Put the lines from the start of the records through the line containing "tree-group-row[interactable]: ⌄ ✓", both included, into a Markdown table with the columns Row and Line. Number each row and omit blank lines.

━━━━━ Material provided

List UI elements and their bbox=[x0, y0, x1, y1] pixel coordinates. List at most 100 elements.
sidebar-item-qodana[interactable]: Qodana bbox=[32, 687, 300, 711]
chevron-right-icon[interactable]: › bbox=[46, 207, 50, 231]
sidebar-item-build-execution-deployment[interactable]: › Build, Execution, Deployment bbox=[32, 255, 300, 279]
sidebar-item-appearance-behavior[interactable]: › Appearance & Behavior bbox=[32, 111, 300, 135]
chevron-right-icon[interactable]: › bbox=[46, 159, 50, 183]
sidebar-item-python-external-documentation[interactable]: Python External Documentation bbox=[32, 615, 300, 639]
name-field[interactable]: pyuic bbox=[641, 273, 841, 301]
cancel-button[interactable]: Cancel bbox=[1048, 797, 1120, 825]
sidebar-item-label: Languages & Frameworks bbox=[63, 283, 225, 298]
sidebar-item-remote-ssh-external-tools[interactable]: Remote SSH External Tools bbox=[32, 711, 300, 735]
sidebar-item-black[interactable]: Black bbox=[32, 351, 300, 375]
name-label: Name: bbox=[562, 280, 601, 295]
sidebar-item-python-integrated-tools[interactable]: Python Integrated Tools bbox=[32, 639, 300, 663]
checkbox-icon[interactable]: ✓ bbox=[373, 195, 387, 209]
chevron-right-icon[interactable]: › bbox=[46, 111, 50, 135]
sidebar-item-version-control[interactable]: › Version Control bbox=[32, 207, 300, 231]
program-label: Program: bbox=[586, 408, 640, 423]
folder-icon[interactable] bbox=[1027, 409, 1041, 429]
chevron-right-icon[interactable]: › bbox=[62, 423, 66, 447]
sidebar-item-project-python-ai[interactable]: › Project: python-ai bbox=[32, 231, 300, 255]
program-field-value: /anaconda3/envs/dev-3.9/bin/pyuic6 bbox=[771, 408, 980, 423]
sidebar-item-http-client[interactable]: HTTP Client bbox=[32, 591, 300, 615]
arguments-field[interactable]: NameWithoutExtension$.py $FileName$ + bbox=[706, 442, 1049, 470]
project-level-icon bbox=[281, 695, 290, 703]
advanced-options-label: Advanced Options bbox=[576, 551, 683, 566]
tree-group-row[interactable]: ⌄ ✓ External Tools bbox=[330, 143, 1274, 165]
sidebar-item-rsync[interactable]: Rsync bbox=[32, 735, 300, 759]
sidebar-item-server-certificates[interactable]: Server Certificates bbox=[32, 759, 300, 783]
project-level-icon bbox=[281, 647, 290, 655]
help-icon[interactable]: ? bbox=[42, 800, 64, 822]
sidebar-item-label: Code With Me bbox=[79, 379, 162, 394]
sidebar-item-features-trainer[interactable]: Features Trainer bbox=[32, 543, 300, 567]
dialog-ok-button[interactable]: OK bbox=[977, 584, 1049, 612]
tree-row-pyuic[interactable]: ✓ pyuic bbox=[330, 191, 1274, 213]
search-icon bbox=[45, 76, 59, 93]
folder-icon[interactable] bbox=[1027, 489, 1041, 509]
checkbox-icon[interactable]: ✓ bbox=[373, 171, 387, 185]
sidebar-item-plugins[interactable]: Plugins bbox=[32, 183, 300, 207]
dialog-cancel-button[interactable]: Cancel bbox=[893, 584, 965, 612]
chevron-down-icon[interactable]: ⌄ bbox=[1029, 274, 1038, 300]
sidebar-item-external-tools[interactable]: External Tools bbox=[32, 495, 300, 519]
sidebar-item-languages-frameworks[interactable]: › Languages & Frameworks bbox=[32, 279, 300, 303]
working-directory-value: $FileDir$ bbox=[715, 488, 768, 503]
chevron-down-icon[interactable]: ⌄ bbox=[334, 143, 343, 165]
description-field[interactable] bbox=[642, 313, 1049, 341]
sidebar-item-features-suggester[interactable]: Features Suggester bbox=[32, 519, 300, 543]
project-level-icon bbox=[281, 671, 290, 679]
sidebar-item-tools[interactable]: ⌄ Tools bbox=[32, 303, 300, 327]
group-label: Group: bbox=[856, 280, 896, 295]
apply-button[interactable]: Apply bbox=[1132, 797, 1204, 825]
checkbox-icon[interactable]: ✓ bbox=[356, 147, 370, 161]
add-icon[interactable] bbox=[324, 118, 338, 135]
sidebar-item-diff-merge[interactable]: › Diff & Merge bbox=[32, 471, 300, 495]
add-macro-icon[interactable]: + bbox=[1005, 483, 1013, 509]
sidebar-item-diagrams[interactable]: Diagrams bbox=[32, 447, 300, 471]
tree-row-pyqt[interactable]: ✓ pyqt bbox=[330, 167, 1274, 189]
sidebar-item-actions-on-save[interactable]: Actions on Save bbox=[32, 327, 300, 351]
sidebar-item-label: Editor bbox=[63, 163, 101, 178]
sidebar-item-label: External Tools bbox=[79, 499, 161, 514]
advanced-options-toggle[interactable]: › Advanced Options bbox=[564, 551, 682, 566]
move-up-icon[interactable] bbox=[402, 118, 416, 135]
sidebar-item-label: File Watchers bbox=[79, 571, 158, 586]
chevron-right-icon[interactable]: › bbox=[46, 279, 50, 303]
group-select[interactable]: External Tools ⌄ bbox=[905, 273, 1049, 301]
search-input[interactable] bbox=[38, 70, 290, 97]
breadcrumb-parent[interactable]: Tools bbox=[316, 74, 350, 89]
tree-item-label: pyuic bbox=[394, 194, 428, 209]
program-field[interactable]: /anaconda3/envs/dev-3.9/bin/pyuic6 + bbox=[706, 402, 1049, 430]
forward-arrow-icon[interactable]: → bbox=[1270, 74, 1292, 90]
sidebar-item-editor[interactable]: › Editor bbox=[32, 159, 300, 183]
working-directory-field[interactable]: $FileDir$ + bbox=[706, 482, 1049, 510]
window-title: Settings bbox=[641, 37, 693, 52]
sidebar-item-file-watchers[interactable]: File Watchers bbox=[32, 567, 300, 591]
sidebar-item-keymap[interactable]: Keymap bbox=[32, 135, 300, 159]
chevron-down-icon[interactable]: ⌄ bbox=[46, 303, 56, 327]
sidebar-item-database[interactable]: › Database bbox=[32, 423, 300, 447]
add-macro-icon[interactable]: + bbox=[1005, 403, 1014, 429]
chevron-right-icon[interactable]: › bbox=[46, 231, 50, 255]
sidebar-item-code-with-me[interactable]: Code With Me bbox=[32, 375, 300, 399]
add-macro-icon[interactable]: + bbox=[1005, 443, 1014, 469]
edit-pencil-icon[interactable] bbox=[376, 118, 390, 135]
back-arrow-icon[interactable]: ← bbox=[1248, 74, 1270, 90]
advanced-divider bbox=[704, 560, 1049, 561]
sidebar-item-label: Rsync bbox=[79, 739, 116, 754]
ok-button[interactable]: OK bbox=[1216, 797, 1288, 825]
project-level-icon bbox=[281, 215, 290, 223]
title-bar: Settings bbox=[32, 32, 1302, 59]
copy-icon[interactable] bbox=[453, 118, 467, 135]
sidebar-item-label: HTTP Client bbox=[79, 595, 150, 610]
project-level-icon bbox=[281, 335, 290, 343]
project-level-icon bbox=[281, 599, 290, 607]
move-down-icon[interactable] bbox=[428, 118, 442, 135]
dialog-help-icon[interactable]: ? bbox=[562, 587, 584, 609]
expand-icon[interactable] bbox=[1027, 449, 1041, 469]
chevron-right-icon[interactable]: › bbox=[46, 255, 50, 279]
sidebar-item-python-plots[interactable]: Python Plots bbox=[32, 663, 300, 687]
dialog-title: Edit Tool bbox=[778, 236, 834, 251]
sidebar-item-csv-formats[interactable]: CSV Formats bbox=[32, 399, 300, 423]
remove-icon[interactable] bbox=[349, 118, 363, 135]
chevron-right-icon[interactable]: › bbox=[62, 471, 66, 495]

━━━━━━━━━━

> [Solution below]
| Row | Line |
|---|---|
| 1 | List UI elements and their bbox=[x0, y0, x1, y1] pixel coordinates. List at most 100 elements. |
| 2 | sidebar-item-qodana[interactable]: Qodana bbox=[32, 687, 300, 711] |
| 3 | chevron-right-icon[interactable]: › bbox=[46, 207, 50, 231] |
| 4 | sidebar-item-build-execution-deployment[interactable]: › Build, Execution, Deployment bbox=[32, 255, 300, 279] |
| 5 | sidebar-item-appearance-behavior[interactable]: › Appearance & Behavior bbox=[32, 111, 300, 135] |
| 6 | chevron-right-icon[interactable]: › bbox=[46, 159, 50, 183] |
| 7 | sidebar-item-python-external-documentation[interactable]: Python External Documentation bbox=[32, 615, 300, 639] |
| 8 | name-field[interactable]: pyuic bbox=[641, 273, 841, 301] |
| 9 | cancel-button[interactable]: Cancel bbox=[1048, 797, 1120, 825] |
| 10 | sidebar-item-label: Languages & Frameworks bbox=[63, 283, 225, 298] |
| 11 | sidebar-item-remote-ssh-external-tools[interactable]: Remote SSH External Tools bbox=[32, 711, 300, 735] |
| 12 | sidebar-item-black[interactable]: Black bbox=[32, 351, 300, 375] |
| 13 | name-label: Name: bbox=[562, 280, 601, 295] |
| 14 | sidebar-item-python-integrated-tools[interactable]: Python Integrated Tools bbox=[32, 639, 300, 663] |
| 15 | checkbox-icon[interactable]: ✓ bbox=[373, 195, 387, 209] |
| 16 | chevron-right-icon[interactable]: › bbox=[46, 111, 50, 135] |
| 17 | sidebar-item-version-control[interactable]: › Version Control bbox=[32, 207, 300, 231] |
| 18 | program-label: Program: bbox=[586, 408, 640, 423] |
| 19 | folder-icon[interactable] bbox=[1027, 409, 1041, 429] |
| 20 | chevron-right-icon[interactable]: › bbox=[62, 423, 66, 447] |
| 21 | sidebar-item-project-python-ai[interactable]: › Project: python-ai bbox=[32, 231, 300, 255] |
| 22 | program-field-value: /anaconda3/envs/dev-3.9/bin/pyuic6 bbox=[771, 408, 980, 423] |
| 23 | sidebar-item-http-client[interactable]: HTTP Client bbox=[32, 591, 300, 615] |
| 24 | arguments-field[interactable]: NameWithoutExtension$.py $FileName$ + bbox=[706, 442, 1049, 470] |
| 25 | project-level-icon bbox=[281, 695, 290, 703] |
| 26 | advanced-options-label: Advanced Options bbox=[576, 551, 683, 566] |
| 27 | tree-group-row[interactable]: ⌄ ✓ External Tools bbox=[330, 143, 1274, 165] |